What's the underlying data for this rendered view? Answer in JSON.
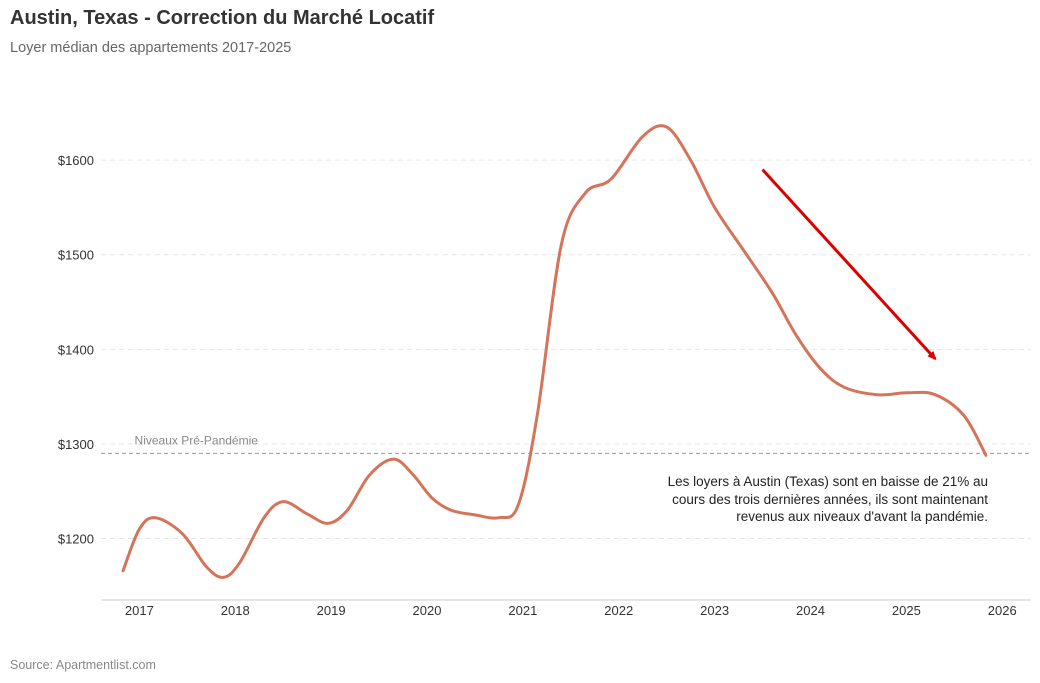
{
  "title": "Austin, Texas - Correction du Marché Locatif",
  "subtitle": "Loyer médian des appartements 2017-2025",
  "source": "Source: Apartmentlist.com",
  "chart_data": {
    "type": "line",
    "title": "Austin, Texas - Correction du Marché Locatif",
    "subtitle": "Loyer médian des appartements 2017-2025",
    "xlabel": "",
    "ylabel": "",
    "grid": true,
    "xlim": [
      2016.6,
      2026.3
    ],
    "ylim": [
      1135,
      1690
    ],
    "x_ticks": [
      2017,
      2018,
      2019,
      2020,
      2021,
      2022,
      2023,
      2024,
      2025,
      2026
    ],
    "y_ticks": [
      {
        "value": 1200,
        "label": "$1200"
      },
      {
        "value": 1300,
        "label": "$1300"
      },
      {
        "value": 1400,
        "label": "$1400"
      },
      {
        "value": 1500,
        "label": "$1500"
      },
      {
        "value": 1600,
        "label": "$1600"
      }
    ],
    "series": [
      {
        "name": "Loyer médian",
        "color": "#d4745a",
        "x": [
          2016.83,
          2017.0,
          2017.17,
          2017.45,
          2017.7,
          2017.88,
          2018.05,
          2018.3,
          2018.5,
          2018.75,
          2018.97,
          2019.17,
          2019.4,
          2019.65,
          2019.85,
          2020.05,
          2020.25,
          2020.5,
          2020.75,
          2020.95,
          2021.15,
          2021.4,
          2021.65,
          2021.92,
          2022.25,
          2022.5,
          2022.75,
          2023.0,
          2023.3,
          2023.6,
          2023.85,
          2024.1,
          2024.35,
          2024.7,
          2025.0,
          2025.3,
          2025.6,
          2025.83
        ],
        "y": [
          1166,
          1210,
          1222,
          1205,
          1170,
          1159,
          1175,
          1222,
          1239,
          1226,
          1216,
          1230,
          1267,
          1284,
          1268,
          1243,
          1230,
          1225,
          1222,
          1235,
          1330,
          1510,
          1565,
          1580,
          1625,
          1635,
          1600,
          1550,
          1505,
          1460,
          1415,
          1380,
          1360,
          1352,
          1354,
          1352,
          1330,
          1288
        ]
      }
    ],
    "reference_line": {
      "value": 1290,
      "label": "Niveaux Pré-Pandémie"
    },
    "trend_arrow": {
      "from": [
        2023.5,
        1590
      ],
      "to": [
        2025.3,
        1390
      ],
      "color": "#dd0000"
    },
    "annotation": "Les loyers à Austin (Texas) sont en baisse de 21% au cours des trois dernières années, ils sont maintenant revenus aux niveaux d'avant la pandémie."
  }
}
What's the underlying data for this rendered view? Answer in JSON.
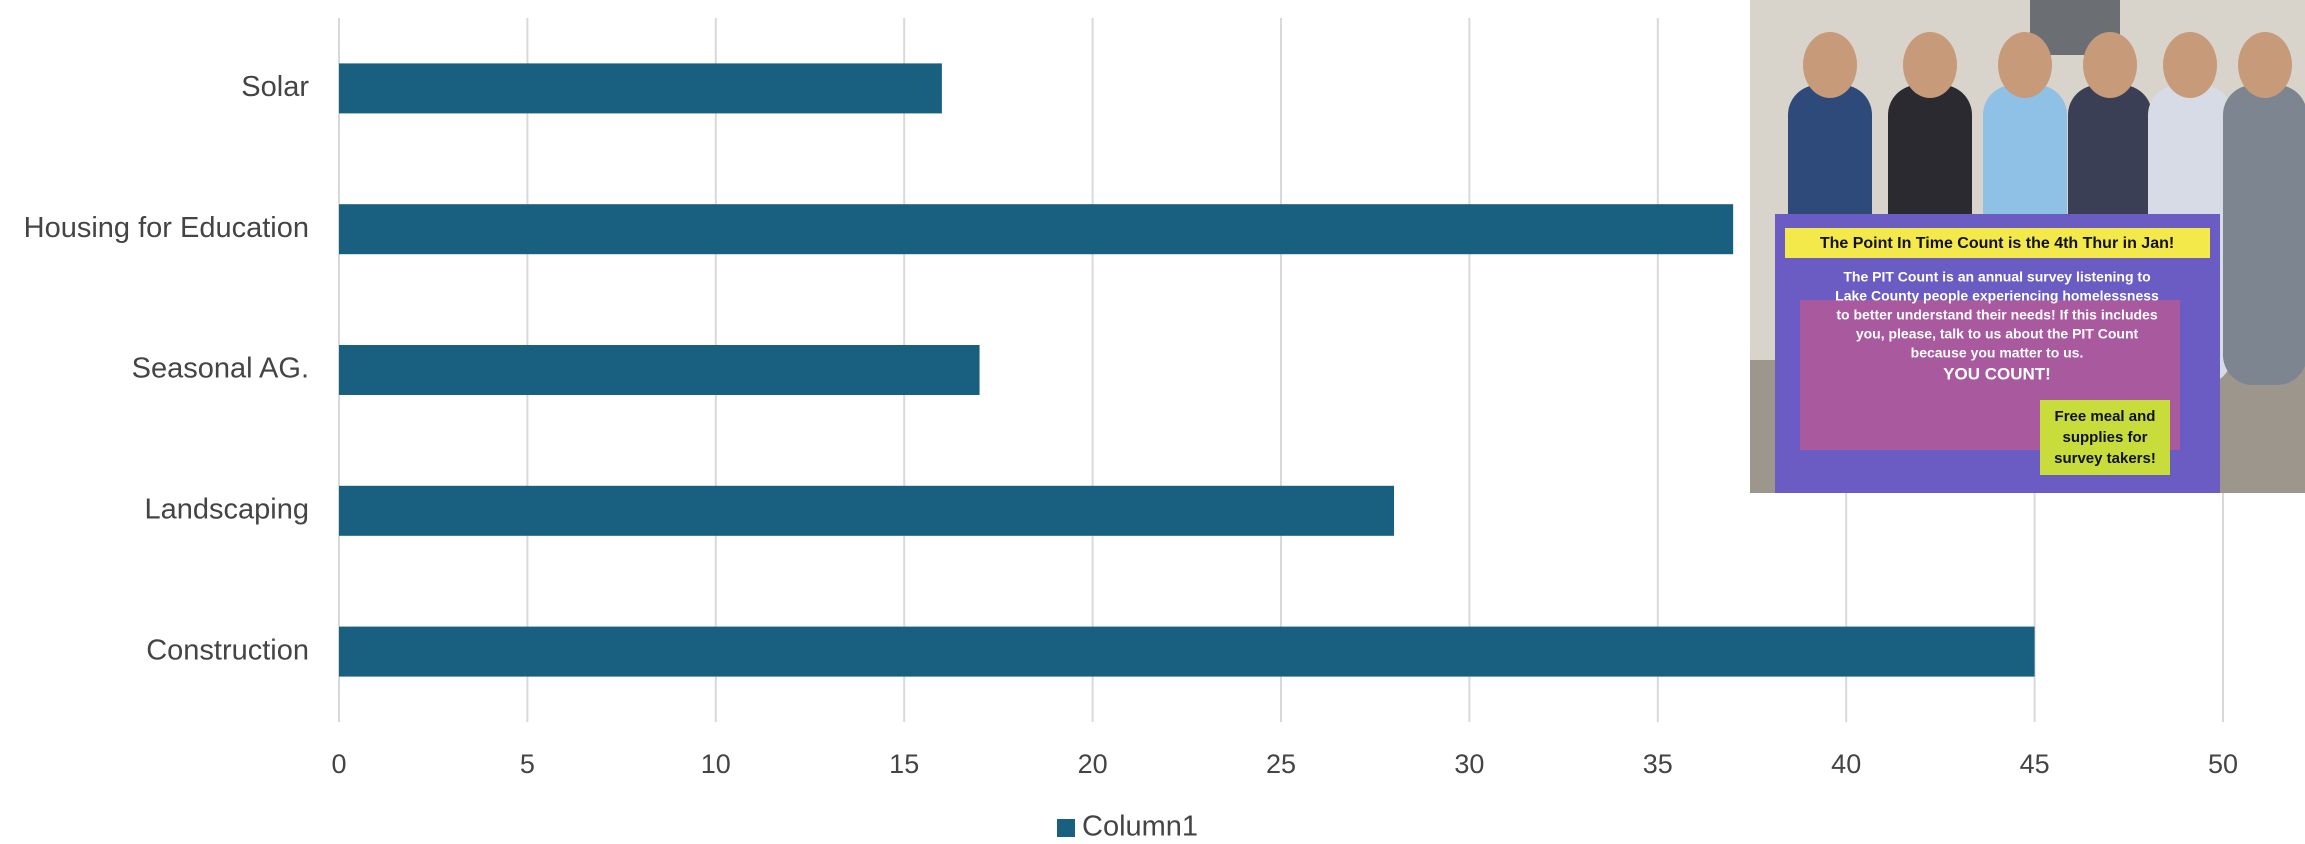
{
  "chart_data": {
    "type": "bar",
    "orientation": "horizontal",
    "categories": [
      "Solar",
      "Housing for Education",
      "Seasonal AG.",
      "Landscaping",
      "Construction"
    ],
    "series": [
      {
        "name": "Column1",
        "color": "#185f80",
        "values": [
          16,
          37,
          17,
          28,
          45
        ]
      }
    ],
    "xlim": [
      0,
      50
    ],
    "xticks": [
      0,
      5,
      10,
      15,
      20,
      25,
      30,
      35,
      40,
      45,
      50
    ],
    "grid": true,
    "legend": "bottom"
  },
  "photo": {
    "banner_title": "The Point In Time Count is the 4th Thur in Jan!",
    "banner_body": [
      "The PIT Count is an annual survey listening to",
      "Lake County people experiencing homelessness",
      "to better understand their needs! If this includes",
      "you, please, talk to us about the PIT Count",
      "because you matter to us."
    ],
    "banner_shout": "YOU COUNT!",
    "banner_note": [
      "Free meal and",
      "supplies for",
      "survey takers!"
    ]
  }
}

● **TASK REQUIREMENTS**: All the records need to be repeated exactly, with the images dropped.

● **CORRECT RESPONSE**:
What's the underlying data for this rendered view? Answer in JSON.
{
  "title": "Austin, Texas - Correction du Marché Locatif",
  "subtitle": "Loyer médian des appartements 2017-2025",
  "source": "Source: Apartmentlist.com",
  "chart_data": {
    "type": "line",
    "title": "Austin, Texas - Correction du Marché Locatif",
    "subtitle": "Loyer médian des appartements 2017-2025",
    "xlabel": "",
    "ylabel": "",
    "grid": true,
    "xlim": [
      2016.6,
      2026.3
    ],
    "ylim": [
      1135,
      1690
    ],
    "x_ticks": [
      2017,
      2018,
      2019,
      2020,
      2021,
      2022,
      2023,
      2024,
      2025,
      2026
    ],
    "y_ticks": [
      {
        "value": 1200,
        "label": "$1200"
      },
      {
        "value": 1300,
        "label": "$1300"
      },
      {
        "value": 1400,
        "label": "$1400"
      },
      {
        "value": 1500,
        "label": "$1500"
      },
      {
        "value": 1600,
        "label": "$1600"
      }
    ],
    "series": [
      {
        "name": "Loyer médian",
        "color": "#d4745a",
        "x": [
          2016.83,
          2017.0,
          2017.17,
          2017.45,
          2017.7,
          2017.88,
          2018.05,
          2018.3,
          2018.5,
          2018.75,
          2018.97,
          2019.17,
          2019.4,
          2019.65,
          2019.85,
          2020.05,
          2020.25,
          2020.5,
          2020.75,
          2020.95,
          2021.15,
          2021.4,
          2021.65,
          2021.92,
          2022.25,
          2022.5,
          2022.75,
          2023.0,
          2023.3,
          2023.6,
          2023.85,
          2024.1,
          2024.35,
          2024.7,
          2025.0,
          2025.3,
          2025.6,
          2025.83
        ],
        "y": [
          1166,
          1210,
          1222,
          1205,
          1170,
          1159,
          1175,
          1222,
          1239,
          1226,
          1216,
          1230,
          1267,
          1284,
          1268,
          1243,
          1230,
          1225,
          1222,
          1235,
          1330,
          1510,
          1565,
          1580,
          1625,
          1635,
          1600,
          1550,
          1505,
          1460,
          1415,
          1380,
          1360,
          1352,
          1354,
          1352,
          1330,
          1288
        ]
      }
    ],
    "reference_line": {
      "value": 1290,
      "label": "Niveaux Pré-Pandémie"
    },
    "trend_arrow": {
      "from": [
        2023.5,
        1590
      ],
      "to": [
        2025.3,
        1390
      ],
      "color": "#dd0000"
    },
    "annotation": "Les loyers à Austin (Texas) sont en baisse de 21% au cours des trois dernières années, ils sont maintenant revenus aux niveaux d'avant la pandémie."
  }
}
What's the underlying data for this rendered view? Answer in JSON.
{
  "chart_data": {
    "type": "bar",
    "orientation": "horizontal",
    "categories": [
      "Solar",
      "Housing for Education",
      "Seasonal AG.",
      "Landscaping",
      "Construction"
    ],
    "series": [
      {
        "name": "Column1",
        "color": "#185f80",
        "values": [
          16,
          37,
          17,
          28,
          45
        ]
      }
    ],
    "xlim": [
      0,
      50
    ],
    "xticks": [
      0,
      5,
      10,
      15,
      20,
      25,
      30,
      35,
      40,
      45,
      50
    ],
    "grid": true,
    "legend": "bottom"
  },
  "photo": {
    "banner_title": "The Point In Time Count is the 4th Thur in Jan!",
    "banner_body": [
      "The PIT Count is an annual survey listening to",
      "Lake County people experiencing homelessness",
      "to better understand their needs! If this includes",
      "you, please, talk to us about the PIT Count",
      "because you matter to us."
    ],
    "banner_shout": "YOU COUNT!",
    "banner_note": [
      "Free meal and",
      "supplies for",
      "survey takers!"
    ]
  }
}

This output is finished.